• **Task statement**
Say the number of lines containing the string "счет", and say nothing else.

• **Recorded data**
+++

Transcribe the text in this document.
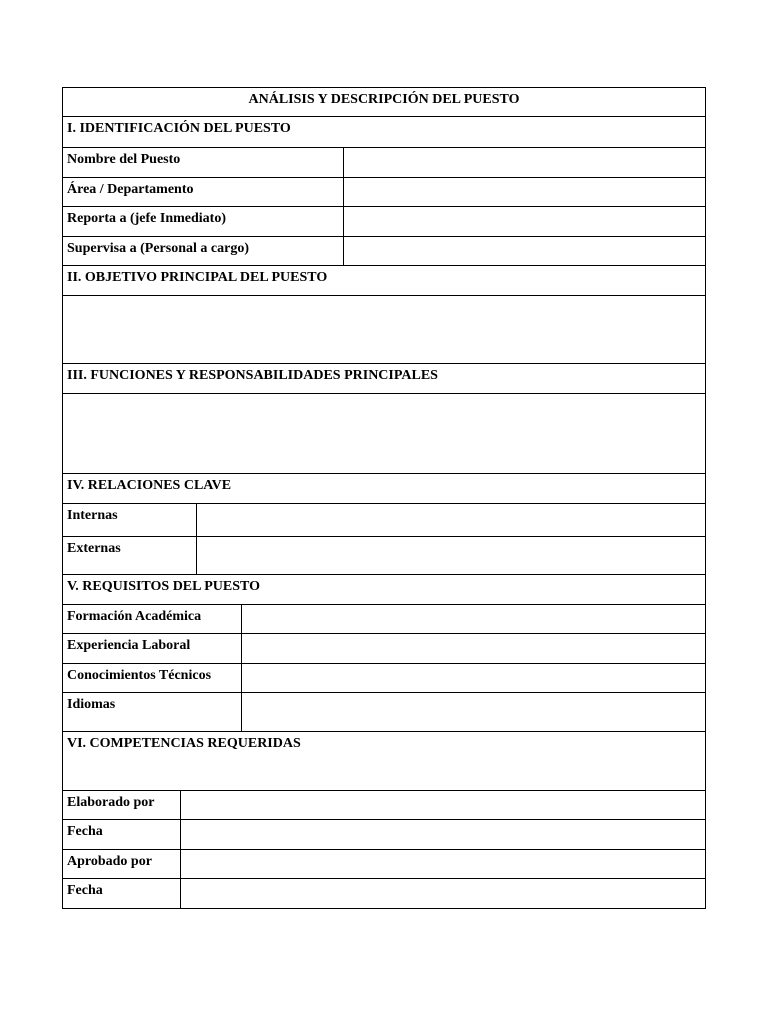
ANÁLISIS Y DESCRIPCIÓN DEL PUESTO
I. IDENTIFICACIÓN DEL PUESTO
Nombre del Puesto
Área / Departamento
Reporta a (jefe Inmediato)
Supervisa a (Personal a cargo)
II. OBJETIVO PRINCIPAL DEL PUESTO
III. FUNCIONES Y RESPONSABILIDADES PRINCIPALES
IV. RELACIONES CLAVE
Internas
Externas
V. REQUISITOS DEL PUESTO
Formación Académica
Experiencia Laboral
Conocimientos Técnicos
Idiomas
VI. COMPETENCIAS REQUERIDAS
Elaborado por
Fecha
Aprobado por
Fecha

+++

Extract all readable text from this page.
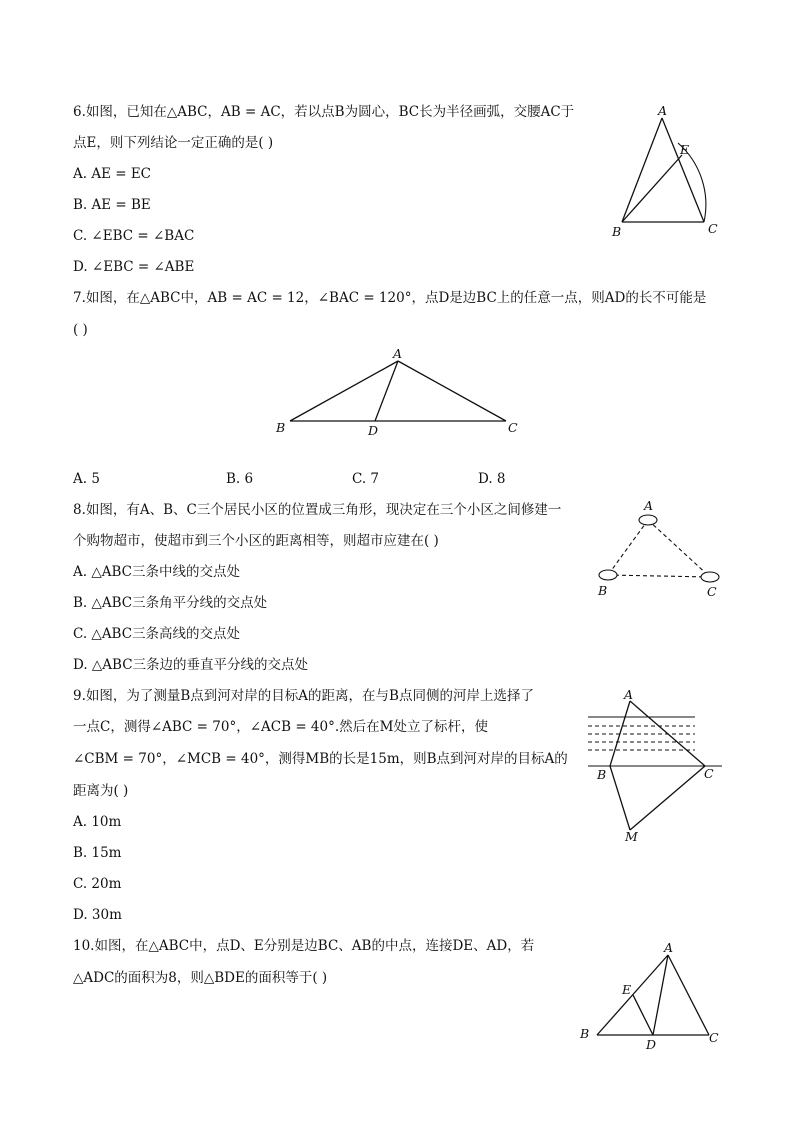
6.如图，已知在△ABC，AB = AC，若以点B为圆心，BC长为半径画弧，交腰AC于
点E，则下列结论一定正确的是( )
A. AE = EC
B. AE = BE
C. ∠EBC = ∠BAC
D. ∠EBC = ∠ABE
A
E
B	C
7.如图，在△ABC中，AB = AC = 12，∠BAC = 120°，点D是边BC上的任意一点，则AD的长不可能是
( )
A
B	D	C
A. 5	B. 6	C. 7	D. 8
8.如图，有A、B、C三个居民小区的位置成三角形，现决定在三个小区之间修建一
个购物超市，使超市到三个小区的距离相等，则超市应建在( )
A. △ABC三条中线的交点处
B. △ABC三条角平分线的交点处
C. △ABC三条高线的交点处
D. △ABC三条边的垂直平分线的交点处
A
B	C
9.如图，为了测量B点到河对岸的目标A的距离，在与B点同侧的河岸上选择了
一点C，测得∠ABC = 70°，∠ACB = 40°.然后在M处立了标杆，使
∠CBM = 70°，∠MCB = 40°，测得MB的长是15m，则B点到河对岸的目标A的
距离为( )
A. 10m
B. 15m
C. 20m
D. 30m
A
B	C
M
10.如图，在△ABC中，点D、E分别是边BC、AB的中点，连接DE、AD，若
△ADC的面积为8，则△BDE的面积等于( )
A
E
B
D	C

+++

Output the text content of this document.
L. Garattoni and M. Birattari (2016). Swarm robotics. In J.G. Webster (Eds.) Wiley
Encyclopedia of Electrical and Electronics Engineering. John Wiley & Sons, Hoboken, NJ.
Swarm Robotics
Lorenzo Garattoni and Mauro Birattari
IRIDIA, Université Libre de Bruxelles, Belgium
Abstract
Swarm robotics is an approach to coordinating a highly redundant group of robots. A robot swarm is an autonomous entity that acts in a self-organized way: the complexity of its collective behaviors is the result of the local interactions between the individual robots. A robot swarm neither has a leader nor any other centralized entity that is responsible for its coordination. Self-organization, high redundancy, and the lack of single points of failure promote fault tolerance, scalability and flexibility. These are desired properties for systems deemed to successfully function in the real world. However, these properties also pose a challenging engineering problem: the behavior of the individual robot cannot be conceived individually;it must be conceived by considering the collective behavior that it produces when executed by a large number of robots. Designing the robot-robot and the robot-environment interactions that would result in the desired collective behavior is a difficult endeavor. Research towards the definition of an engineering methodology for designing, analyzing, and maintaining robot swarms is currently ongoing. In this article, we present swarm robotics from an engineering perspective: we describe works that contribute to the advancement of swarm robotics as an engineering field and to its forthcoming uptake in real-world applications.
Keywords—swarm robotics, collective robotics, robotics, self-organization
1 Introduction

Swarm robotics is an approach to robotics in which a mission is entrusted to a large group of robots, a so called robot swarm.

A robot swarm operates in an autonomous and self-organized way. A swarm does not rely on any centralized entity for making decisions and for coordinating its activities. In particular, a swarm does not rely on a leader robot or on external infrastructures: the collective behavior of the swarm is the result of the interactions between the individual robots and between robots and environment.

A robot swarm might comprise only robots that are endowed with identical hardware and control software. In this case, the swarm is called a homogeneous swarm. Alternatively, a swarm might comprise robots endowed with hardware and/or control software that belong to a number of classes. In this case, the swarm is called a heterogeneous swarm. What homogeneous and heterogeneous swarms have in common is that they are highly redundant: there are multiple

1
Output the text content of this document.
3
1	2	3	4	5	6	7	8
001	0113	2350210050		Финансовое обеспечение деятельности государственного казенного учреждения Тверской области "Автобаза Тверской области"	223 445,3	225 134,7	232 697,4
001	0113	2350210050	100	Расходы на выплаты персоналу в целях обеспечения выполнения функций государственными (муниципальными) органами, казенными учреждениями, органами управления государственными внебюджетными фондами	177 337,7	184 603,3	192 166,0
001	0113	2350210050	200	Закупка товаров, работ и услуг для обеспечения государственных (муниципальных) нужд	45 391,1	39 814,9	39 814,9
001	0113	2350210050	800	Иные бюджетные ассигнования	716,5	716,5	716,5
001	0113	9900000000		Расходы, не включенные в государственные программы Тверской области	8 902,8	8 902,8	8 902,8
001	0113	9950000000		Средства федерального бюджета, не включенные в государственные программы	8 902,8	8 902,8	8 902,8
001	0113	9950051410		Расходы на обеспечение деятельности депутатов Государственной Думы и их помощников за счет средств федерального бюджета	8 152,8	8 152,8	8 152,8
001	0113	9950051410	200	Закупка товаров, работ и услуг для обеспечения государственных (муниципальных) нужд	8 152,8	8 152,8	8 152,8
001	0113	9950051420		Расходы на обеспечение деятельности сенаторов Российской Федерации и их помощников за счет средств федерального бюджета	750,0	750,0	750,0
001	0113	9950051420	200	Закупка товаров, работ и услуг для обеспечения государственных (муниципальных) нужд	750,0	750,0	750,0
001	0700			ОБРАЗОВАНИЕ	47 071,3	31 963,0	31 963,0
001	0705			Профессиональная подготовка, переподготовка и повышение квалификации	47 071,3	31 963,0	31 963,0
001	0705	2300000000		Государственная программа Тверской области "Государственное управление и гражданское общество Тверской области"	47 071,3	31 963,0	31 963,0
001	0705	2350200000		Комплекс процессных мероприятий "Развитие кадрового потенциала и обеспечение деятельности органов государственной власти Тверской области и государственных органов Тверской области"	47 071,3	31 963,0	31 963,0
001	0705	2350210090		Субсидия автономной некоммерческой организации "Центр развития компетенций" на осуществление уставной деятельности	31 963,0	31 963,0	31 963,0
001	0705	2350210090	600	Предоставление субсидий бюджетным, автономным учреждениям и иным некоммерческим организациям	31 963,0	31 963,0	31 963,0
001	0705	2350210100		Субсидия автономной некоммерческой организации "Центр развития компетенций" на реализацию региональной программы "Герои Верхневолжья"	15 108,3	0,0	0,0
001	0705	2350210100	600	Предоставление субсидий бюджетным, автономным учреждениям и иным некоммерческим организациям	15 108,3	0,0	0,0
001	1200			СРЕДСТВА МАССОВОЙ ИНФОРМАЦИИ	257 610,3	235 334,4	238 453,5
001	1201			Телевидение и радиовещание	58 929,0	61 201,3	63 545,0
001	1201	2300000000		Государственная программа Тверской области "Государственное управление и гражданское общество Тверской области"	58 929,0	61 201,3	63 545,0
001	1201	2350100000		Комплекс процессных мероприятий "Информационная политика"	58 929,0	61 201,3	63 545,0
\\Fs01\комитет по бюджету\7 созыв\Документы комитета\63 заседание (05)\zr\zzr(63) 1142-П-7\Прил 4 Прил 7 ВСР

+++

• **Result for this exercise**
2